# [Stated goal]
Note how many lines contain "Inskrivna" and give that number, with nothing else.

══ Extracted information ══

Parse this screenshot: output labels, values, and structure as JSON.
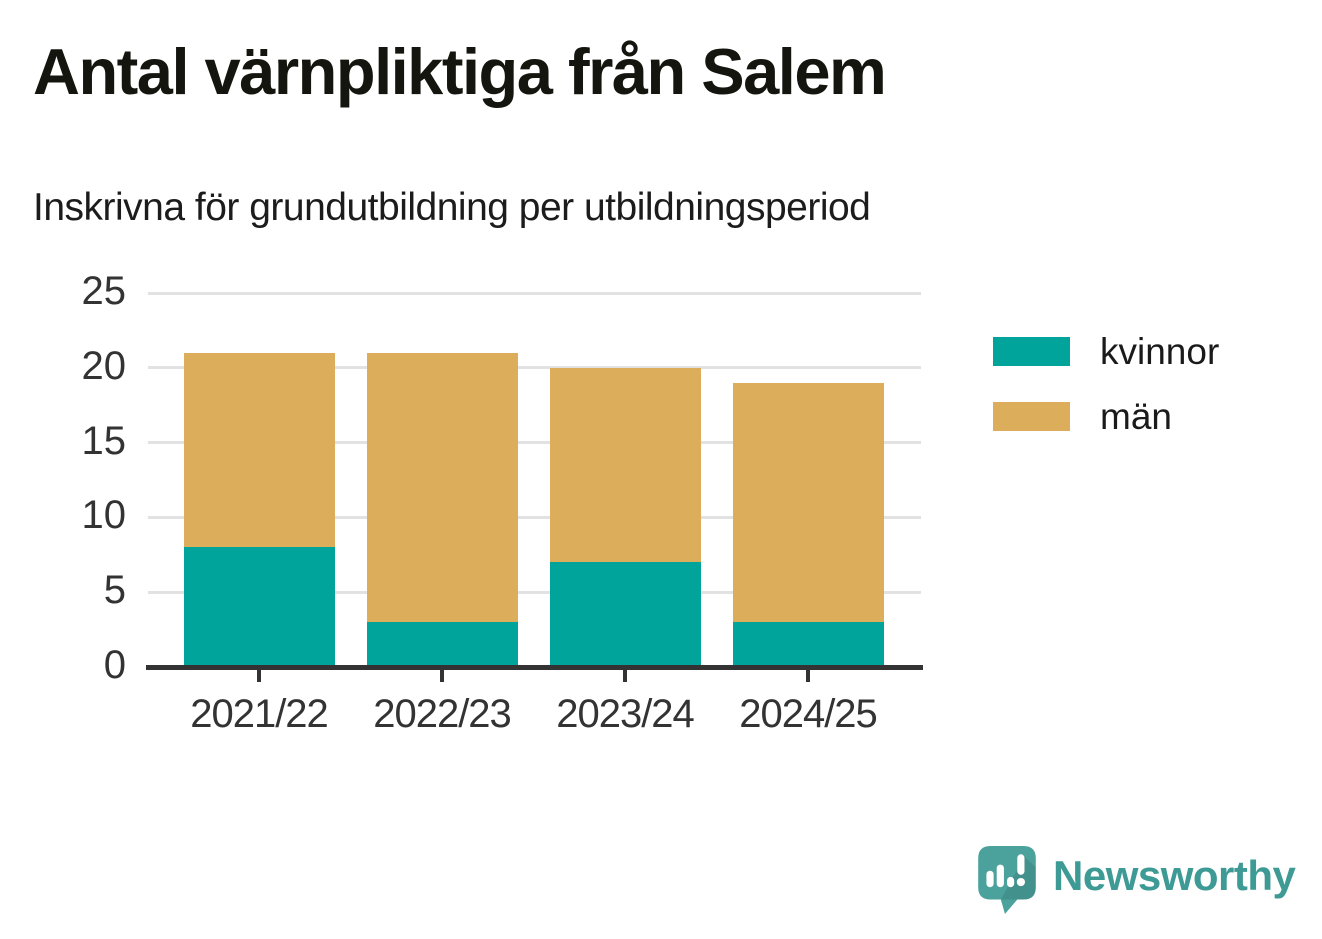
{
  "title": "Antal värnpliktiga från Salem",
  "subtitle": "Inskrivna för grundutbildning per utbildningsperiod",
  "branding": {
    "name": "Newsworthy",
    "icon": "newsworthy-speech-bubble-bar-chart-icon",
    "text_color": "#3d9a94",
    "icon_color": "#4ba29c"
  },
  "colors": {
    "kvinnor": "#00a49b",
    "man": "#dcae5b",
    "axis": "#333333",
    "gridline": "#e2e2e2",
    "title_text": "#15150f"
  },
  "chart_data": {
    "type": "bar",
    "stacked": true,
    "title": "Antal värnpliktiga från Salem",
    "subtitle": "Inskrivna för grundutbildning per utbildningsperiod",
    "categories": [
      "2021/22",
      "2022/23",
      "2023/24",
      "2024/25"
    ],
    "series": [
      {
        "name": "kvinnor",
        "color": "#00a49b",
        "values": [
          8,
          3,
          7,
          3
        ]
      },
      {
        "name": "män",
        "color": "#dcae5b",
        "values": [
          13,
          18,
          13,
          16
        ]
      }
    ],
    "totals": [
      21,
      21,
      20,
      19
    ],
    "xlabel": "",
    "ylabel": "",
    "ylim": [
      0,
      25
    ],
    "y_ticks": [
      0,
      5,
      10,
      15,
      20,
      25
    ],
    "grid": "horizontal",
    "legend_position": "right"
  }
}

═══
══ Extracted information ══

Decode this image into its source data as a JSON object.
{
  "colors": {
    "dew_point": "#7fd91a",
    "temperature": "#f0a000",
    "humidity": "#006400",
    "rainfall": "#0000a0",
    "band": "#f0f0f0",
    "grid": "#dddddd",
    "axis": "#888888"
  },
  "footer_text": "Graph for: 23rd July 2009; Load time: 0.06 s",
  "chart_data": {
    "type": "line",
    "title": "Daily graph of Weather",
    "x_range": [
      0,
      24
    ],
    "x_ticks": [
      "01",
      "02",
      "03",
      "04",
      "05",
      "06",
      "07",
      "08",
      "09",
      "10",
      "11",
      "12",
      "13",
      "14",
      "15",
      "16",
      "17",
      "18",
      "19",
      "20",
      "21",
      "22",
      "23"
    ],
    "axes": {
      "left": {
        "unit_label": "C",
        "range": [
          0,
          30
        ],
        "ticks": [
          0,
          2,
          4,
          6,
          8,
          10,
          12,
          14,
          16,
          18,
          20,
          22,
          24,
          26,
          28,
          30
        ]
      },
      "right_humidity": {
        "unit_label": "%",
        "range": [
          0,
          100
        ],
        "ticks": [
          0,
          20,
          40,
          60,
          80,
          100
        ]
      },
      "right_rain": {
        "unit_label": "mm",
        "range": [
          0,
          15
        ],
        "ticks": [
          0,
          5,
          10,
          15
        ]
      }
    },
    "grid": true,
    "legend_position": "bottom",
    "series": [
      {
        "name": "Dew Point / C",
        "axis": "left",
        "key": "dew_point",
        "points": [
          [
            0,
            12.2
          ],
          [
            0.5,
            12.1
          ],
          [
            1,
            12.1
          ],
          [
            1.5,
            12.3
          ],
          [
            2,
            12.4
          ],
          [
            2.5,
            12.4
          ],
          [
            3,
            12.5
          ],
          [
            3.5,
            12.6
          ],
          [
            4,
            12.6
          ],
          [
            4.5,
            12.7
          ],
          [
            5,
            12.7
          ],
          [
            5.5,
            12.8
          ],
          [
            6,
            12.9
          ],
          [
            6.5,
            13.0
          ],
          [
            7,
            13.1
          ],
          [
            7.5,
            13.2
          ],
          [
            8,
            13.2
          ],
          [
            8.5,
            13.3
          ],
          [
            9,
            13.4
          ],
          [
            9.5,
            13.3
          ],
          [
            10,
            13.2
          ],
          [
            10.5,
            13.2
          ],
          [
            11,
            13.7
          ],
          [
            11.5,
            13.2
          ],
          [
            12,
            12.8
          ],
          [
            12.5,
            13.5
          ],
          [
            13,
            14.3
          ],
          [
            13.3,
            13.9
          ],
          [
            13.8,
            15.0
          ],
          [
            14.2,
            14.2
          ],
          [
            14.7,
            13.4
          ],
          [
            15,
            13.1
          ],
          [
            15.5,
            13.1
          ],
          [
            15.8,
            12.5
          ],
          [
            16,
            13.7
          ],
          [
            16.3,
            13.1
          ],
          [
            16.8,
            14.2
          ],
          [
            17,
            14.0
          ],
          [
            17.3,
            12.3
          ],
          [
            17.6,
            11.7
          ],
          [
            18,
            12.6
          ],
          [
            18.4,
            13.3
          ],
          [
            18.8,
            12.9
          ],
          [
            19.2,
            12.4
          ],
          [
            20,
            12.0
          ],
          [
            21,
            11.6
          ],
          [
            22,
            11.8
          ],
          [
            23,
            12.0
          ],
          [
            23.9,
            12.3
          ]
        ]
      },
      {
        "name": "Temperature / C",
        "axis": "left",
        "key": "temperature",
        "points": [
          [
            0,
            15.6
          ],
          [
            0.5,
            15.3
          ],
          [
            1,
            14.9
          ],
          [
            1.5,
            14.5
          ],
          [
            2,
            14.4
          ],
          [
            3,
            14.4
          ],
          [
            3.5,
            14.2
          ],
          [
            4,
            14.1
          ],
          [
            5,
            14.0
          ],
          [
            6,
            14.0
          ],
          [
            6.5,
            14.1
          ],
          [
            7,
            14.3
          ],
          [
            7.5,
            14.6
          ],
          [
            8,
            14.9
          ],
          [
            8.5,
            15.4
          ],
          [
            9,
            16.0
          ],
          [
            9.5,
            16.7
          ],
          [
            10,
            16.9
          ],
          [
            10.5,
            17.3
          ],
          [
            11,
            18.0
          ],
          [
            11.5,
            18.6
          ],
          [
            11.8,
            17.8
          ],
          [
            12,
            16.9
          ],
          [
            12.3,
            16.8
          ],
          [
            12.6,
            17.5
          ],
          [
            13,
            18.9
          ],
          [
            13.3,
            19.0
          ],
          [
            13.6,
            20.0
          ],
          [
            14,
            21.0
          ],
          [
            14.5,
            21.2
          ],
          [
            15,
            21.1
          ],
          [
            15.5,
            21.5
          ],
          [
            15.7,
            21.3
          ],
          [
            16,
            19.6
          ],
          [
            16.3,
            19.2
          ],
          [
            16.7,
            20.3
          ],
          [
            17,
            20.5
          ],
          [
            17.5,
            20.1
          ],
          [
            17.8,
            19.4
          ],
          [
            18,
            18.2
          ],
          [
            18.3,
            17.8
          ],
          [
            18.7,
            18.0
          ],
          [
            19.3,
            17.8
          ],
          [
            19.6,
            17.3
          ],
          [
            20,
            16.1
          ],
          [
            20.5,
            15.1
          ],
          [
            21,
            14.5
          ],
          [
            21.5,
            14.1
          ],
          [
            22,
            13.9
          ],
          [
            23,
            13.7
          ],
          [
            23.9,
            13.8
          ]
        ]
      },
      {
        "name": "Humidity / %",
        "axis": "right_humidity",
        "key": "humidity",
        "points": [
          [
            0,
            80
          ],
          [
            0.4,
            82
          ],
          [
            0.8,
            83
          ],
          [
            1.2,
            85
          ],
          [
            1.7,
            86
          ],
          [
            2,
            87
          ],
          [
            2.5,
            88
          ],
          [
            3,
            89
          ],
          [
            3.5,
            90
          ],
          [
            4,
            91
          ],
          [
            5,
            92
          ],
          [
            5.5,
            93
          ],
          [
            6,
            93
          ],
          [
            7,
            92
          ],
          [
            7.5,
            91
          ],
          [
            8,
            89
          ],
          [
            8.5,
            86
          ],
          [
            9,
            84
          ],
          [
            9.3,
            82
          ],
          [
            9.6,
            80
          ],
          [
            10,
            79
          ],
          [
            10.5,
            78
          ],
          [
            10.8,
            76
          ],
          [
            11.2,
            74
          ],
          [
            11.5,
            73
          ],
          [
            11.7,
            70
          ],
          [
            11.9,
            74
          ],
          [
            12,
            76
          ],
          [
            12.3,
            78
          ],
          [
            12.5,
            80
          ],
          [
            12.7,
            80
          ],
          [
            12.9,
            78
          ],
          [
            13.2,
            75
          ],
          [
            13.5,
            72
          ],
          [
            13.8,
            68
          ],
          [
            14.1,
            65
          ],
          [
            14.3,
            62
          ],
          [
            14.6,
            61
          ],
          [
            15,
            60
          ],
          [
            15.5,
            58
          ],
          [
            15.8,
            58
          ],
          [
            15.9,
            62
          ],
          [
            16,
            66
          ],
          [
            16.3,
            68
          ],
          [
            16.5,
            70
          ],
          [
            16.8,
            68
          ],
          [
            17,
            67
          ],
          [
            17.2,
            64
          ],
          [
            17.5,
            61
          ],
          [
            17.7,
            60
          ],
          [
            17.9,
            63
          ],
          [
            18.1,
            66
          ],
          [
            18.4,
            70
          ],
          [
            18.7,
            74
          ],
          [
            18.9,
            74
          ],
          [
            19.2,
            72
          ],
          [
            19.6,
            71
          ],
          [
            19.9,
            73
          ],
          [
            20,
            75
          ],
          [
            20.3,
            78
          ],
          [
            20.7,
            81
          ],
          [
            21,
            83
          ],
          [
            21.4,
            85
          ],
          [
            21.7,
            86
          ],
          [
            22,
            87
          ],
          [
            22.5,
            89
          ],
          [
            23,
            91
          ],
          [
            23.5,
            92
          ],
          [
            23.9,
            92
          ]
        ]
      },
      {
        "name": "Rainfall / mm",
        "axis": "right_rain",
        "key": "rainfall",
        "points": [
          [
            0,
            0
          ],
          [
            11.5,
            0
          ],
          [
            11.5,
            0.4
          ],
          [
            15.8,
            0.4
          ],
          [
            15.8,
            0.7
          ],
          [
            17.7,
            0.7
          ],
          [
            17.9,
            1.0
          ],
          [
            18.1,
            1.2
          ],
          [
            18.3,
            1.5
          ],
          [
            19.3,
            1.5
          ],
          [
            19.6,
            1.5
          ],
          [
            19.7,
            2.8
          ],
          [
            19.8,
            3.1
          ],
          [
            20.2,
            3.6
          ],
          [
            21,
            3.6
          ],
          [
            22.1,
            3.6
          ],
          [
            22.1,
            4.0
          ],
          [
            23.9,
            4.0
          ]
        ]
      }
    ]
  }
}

═══

# [Reply]
2